## Input data:
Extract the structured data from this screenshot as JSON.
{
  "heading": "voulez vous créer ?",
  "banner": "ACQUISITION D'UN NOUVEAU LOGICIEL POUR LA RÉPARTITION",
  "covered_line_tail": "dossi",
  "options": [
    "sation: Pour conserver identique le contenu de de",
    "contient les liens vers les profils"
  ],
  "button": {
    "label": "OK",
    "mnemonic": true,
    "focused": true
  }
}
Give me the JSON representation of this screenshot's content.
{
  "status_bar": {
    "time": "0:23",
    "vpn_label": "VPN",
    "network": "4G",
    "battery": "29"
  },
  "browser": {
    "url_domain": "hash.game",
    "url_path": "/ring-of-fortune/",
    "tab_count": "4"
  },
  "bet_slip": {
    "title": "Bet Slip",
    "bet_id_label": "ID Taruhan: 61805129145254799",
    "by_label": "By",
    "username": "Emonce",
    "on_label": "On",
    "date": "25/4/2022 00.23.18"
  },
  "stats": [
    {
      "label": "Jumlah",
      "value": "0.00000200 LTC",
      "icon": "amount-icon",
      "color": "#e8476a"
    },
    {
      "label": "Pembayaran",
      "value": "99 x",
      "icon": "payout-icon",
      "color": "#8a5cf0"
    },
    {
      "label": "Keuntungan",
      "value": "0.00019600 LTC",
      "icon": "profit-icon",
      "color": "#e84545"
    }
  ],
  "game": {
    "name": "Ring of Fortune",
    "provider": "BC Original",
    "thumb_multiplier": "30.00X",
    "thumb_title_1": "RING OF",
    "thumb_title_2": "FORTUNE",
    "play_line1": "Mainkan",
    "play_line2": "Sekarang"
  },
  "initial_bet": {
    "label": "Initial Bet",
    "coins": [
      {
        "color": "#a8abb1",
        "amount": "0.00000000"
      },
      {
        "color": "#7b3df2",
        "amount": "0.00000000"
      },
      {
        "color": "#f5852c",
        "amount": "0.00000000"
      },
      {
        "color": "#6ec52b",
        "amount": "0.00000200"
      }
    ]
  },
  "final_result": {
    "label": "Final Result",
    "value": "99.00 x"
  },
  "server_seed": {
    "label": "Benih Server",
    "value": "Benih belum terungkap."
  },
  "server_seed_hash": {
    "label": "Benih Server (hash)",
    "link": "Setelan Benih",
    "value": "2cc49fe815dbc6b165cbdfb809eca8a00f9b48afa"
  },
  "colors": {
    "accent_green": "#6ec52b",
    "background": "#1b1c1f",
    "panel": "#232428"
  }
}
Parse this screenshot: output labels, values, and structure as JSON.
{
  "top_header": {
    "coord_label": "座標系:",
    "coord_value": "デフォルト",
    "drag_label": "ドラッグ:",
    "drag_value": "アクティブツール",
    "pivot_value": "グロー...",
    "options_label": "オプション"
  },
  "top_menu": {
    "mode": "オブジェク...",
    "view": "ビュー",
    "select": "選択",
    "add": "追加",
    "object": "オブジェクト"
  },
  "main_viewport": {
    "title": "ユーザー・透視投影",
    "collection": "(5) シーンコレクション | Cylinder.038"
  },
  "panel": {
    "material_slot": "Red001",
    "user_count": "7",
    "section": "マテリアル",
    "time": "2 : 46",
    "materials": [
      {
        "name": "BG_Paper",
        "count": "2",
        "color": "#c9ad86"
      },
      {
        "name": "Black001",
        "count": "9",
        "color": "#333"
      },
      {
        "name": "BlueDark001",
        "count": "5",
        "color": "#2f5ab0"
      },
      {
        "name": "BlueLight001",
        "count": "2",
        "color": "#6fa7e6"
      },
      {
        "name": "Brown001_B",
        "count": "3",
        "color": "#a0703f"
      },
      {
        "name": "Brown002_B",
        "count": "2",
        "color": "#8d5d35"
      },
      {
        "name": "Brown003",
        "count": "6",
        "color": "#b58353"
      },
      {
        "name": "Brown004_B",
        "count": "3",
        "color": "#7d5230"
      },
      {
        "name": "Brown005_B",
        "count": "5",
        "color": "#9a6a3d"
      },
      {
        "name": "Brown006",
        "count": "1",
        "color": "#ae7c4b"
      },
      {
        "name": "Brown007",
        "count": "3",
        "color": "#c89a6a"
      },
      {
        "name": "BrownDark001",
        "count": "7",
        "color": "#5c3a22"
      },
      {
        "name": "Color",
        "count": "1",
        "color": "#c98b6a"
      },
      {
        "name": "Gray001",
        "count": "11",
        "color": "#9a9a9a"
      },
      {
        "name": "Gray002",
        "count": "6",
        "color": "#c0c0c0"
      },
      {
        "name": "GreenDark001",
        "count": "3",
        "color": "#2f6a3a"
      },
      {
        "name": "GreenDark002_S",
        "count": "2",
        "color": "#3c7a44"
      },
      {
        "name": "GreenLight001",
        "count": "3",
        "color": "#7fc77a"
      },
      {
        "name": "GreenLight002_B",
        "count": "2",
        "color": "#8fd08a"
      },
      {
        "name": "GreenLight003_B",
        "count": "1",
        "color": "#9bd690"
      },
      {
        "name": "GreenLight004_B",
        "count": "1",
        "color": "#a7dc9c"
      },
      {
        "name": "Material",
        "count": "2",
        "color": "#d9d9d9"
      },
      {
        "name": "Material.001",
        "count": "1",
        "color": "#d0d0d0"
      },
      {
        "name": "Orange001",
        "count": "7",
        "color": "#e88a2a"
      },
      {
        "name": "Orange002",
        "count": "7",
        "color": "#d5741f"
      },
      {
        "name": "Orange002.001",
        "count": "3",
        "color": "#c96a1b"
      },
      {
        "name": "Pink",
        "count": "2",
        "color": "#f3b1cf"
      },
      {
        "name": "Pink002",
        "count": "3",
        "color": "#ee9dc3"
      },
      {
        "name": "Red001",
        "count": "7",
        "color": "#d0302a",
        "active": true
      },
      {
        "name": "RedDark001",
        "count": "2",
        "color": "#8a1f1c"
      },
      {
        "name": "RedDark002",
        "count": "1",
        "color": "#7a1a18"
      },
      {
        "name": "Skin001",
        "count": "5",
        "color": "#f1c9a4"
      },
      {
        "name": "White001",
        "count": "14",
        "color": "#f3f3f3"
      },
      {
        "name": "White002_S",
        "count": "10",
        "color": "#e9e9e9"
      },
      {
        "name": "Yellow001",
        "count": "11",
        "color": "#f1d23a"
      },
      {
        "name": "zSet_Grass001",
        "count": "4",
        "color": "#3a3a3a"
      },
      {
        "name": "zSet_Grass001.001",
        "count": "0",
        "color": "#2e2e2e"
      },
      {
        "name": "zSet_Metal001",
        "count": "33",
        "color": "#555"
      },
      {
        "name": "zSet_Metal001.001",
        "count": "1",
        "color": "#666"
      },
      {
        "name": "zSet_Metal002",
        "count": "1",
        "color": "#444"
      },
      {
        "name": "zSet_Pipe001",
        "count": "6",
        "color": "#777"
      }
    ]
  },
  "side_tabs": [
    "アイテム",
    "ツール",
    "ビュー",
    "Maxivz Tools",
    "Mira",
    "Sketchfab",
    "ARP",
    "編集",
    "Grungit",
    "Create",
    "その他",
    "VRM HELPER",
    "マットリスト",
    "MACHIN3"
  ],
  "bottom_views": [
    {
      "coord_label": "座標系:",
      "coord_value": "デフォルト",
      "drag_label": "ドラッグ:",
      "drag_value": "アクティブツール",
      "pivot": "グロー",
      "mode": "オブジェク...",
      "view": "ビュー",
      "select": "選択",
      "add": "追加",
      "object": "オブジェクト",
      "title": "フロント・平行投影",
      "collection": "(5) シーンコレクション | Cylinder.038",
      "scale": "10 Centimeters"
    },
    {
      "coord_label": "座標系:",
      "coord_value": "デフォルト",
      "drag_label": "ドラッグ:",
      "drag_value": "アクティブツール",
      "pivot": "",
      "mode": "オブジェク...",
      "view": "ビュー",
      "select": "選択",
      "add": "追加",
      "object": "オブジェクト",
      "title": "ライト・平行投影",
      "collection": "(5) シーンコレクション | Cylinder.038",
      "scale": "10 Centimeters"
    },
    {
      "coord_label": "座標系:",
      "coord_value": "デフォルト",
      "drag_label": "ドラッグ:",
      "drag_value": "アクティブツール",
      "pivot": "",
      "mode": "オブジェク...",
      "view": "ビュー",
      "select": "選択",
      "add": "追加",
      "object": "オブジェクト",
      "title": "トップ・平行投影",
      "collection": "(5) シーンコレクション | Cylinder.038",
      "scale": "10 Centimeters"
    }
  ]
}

## Problem description:
Find the word "this" in the data and show each line that holds it.

## Exercise response:
Extract the structured data from this screenshot as JSON.
Give me the JSON representation of this screenshot's content.
Parse this screenshot: output labels, values, and structure as JSON.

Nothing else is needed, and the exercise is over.